Given request ::
In the entries below, find the lines that contain the word "Linien" and copy them.

══ Provided data ══

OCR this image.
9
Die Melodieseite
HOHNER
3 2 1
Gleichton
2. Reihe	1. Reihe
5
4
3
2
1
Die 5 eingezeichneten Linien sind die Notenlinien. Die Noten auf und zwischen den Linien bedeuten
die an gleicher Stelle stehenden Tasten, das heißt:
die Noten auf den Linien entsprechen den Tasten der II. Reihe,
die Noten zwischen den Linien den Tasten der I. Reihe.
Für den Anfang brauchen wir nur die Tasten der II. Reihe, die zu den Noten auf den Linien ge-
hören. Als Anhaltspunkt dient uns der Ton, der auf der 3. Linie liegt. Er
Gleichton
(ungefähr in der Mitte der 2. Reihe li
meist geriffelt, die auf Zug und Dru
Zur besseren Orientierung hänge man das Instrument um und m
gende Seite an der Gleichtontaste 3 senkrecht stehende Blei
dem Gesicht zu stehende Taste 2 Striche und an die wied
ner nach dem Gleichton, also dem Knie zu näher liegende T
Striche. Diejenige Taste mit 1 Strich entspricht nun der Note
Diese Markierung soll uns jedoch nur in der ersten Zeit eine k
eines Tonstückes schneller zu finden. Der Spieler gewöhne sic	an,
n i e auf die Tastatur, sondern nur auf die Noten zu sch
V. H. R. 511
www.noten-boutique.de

═══

Exercise response ::
Die 5 eingezeichneten Linien sind die Notenlinien. Die Noten auf und zwischen den Linien bedeuten
die Noten auf den Linien entsprechen den Tasten der II. Reihe,
die Noten zwischen den Linien den Tasten der I. Reihe.
Für den Anfang brauchen wir nur die Tasten der II. Reihe, die zu den Noten auf den Linien ge-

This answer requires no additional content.